_PROBLEM STATEMENT_: Which lines in the records below contain the word "Pater"? Copy each one out.

## begin DATA LISTING

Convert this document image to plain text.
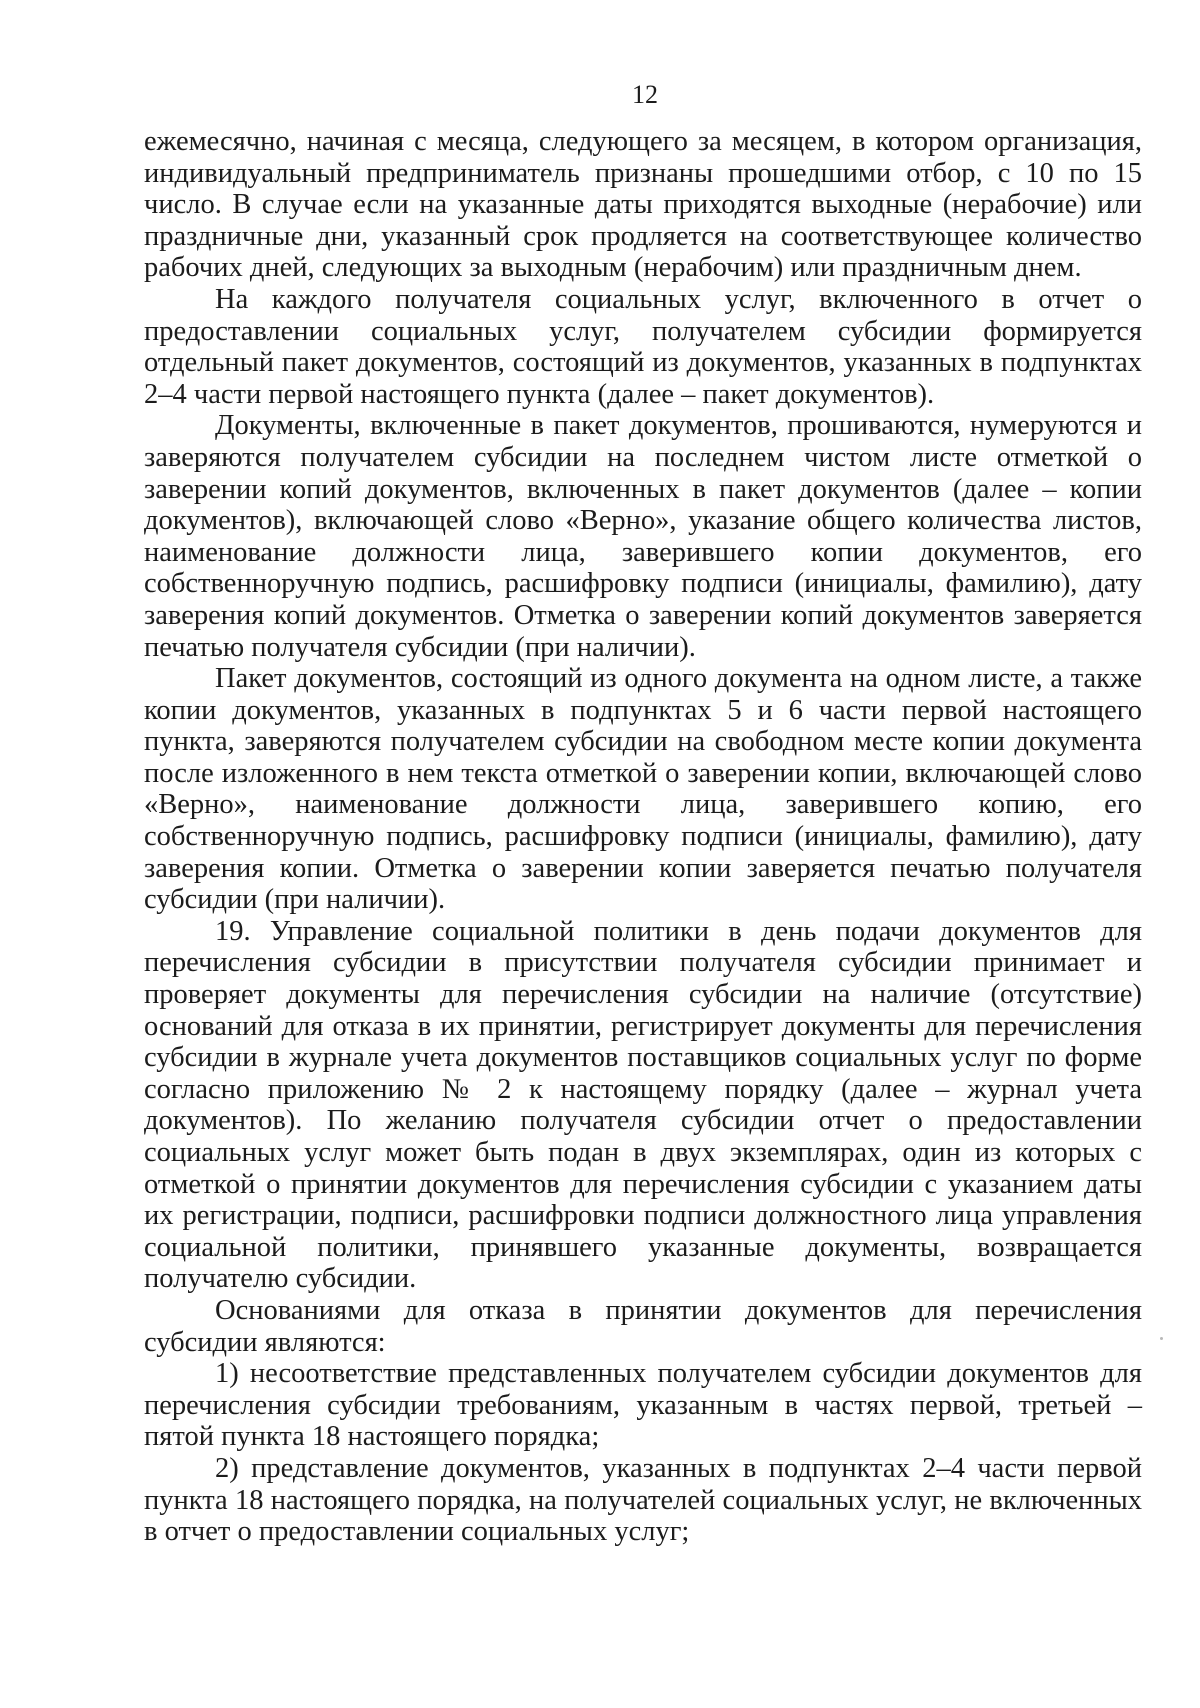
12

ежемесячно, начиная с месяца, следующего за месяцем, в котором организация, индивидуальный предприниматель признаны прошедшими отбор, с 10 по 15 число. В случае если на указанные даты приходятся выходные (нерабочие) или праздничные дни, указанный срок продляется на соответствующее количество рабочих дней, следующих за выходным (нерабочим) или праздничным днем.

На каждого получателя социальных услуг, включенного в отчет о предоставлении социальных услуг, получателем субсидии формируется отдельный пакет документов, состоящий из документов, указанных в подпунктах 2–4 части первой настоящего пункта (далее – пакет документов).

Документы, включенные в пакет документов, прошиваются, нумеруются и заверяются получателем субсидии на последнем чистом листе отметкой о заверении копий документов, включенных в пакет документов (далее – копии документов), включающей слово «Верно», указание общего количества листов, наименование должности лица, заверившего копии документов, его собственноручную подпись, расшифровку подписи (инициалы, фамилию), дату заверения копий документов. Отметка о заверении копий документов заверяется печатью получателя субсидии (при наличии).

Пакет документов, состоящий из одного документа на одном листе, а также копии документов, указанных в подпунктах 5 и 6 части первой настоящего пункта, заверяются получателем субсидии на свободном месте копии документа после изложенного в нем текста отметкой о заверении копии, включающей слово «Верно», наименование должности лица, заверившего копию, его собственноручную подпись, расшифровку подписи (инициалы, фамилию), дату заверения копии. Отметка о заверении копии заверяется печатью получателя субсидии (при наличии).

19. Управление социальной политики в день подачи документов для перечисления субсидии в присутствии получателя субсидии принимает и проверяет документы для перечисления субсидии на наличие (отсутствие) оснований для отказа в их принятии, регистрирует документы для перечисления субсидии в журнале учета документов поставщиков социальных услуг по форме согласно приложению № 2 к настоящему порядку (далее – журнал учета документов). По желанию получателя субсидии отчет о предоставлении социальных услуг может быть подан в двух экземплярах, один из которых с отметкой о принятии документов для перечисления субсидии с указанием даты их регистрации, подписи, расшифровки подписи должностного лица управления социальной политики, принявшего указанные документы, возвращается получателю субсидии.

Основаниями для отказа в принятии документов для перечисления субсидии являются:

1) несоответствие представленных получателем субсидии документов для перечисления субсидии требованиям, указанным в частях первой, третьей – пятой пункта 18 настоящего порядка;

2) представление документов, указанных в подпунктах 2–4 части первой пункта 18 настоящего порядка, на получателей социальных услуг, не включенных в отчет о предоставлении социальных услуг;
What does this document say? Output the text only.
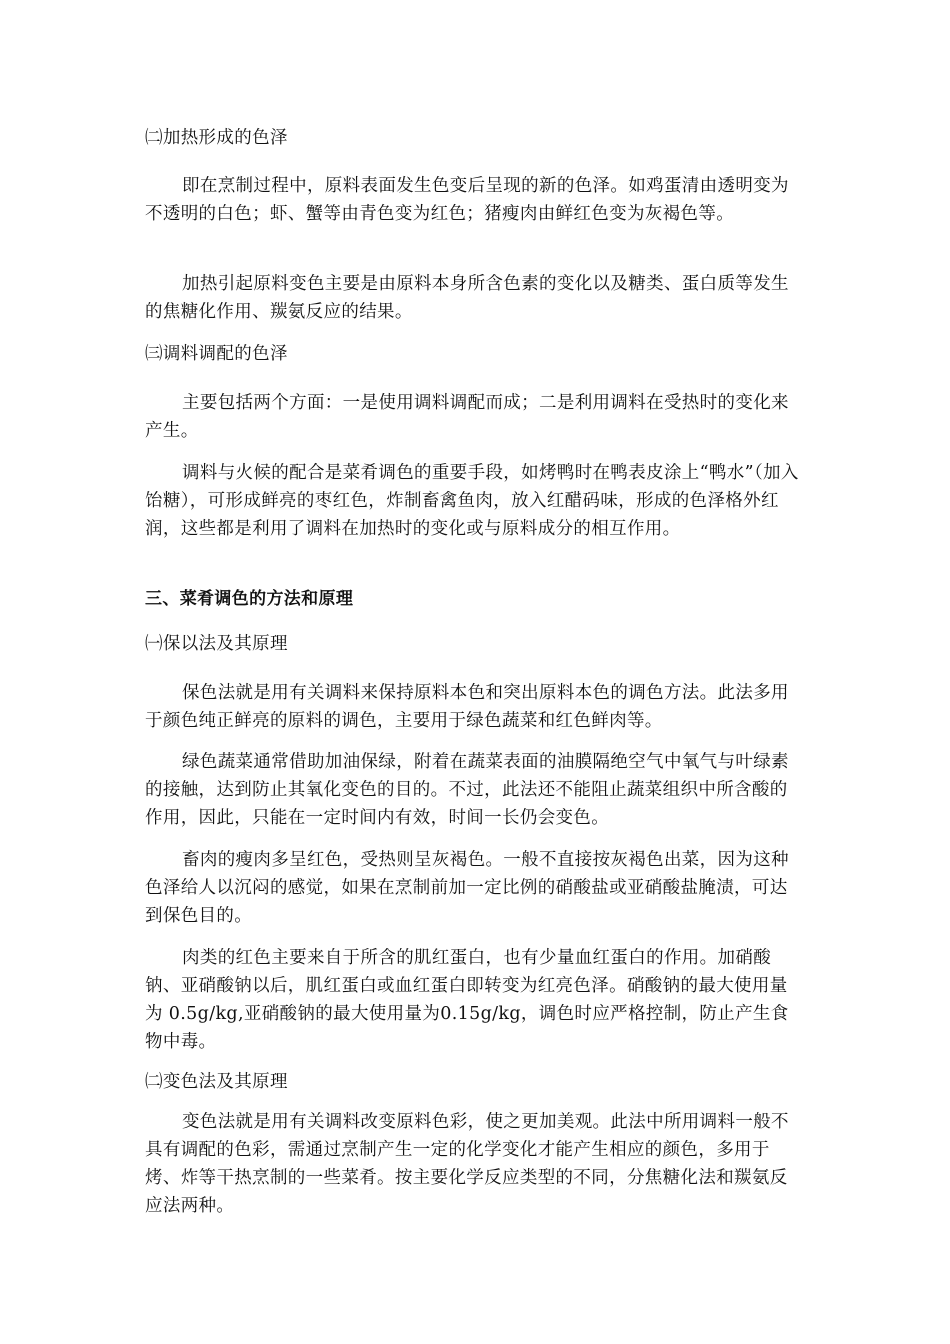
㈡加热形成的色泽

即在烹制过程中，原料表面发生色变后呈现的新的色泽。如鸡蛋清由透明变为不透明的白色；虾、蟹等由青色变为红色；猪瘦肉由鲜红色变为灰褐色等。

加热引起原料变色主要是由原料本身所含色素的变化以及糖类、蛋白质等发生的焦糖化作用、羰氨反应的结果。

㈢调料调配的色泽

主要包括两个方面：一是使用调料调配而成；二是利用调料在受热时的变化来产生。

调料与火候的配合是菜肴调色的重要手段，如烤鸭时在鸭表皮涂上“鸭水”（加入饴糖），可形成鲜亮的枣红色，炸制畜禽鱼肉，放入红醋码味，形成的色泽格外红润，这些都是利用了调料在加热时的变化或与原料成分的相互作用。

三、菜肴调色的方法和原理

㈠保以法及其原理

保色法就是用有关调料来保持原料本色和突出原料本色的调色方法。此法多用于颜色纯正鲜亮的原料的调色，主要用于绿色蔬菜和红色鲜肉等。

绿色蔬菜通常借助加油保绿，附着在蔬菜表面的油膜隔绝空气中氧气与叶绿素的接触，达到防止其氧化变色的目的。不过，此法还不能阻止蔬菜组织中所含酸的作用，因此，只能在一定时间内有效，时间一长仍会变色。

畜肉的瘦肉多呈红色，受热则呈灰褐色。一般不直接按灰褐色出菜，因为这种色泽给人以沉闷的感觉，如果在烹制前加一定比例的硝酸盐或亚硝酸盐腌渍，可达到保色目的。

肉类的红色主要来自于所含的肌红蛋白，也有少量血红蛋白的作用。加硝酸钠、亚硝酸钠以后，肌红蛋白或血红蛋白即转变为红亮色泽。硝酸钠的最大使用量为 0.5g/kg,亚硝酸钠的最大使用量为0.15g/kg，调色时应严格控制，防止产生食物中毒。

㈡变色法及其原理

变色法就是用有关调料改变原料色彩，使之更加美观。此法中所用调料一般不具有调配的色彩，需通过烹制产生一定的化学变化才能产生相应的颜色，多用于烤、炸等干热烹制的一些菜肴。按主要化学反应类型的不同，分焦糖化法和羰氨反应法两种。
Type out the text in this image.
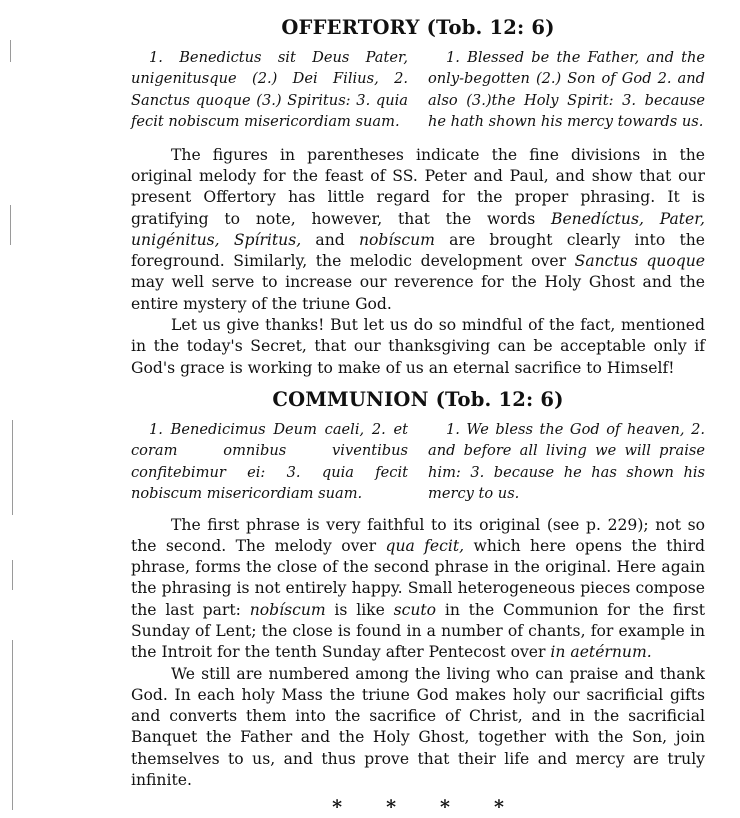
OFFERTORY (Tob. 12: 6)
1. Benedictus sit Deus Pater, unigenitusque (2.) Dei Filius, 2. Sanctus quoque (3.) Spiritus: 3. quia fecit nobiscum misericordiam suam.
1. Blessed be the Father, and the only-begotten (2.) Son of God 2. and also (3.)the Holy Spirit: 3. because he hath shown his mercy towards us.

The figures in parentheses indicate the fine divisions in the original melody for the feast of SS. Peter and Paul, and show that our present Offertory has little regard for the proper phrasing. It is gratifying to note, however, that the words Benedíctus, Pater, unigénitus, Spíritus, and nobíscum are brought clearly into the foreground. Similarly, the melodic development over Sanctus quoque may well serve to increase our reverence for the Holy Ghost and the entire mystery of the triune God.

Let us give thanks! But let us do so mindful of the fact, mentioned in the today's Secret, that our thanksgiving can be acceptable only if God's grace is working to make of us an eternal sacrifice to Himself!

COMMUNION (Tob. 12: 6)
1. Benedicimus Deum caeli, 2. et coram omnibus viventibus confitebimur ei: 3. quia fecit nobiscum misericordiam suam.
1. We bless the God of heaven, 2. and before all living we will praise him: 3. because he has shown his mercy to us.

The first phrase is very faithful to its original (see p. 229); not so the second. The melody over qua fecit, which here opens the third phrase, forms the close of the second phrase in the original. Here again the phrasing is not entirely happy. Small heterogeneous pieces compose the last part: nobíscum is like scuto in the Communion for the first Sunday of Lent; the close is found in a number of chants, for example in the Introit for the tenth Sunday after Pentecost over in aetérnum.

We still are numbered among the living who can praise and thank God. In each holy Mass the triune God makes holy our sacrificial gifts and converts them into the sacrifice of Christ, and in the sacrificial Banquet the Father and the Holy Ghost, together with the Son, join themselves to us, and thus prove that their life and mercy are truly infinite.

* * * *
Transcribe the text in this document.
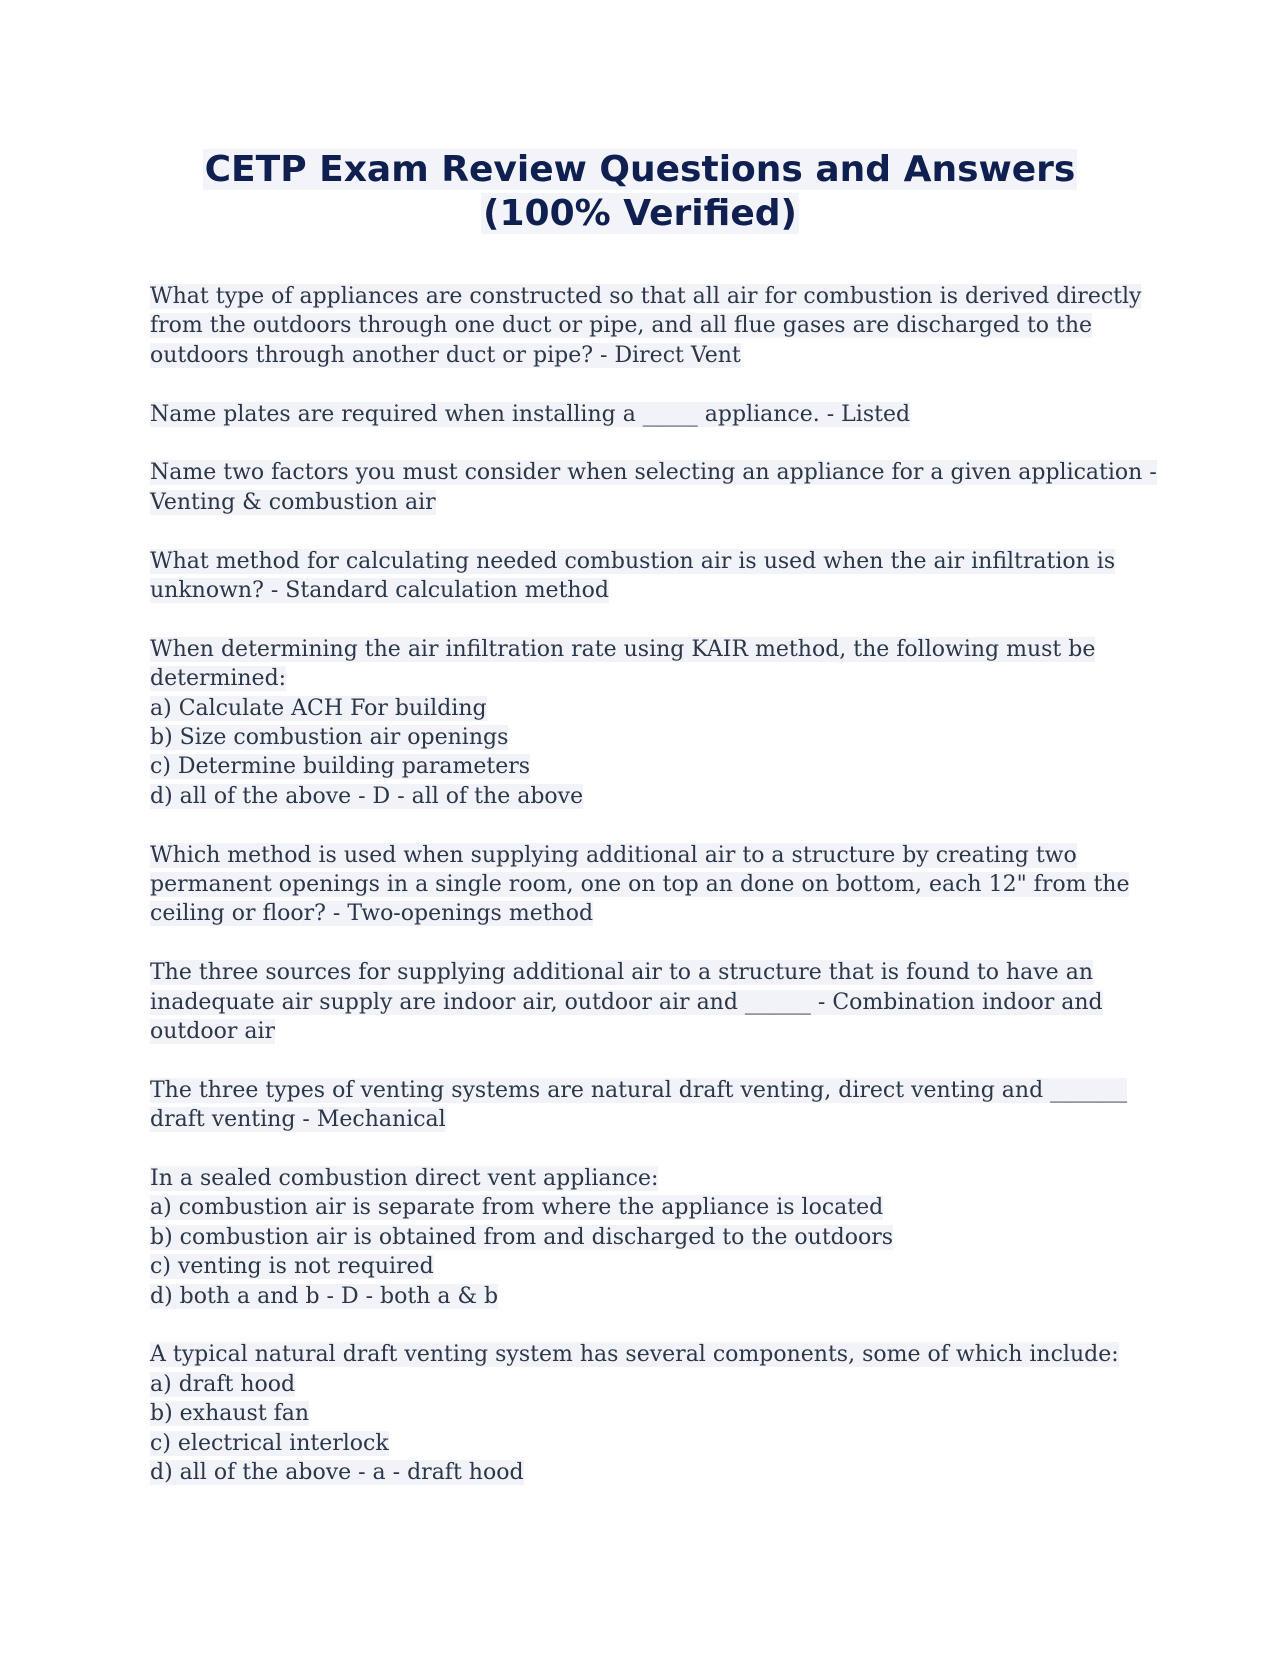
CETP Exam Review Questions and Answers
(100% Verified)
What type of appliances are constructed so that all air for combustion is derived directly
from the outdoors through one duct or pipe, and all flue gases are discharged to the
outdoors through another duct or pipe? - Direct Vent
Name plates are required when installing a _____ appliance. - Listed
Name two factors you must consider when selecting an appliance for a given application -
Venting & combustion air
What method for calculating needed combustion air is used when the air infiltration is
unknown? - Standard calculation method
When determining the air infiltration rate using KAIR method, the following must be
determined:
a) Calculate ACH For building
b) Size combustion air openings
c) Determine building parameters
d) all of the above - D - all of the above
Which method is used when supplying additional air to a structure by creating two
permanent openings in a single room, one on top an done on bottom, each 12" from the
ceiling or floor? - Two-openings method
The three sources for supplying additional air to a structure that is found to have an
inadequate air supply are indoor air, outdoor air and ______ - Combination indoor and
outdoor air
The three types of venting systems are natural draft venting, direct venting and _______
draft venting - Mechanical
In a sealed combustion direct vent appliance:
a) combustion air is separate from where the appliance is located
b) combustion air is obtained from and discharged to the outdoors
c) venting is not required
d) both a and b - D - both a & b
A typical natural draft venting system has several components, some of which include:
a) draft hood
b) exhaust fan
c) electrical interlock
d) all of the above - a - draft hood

## end DATA LISTING

_RESPONSE FOR THIS EXERCISE_:
1. Benedictus sit Deus Pater, unigenitusque (2.) Dei Filius, 2. Sanctus quoque (3.) Spiritus: 3. quia fecit nobiscum misericordiam suam.
The figures in parentheses indicate the fine divisions in the original melody for the feast of SS. Peter and Paul, and show that our present Offertory has little regard for the proper phrasing. It is gratifying to note, however, that the words Benedíctus, Pater, unigénitus, Spíritus, and nobíscum are brought clearly into the foreground. Similarly, the melodic development over Sanctus quoque may well serve to increase our reverence for the Holy Ghost and the entire mystery of the triune God.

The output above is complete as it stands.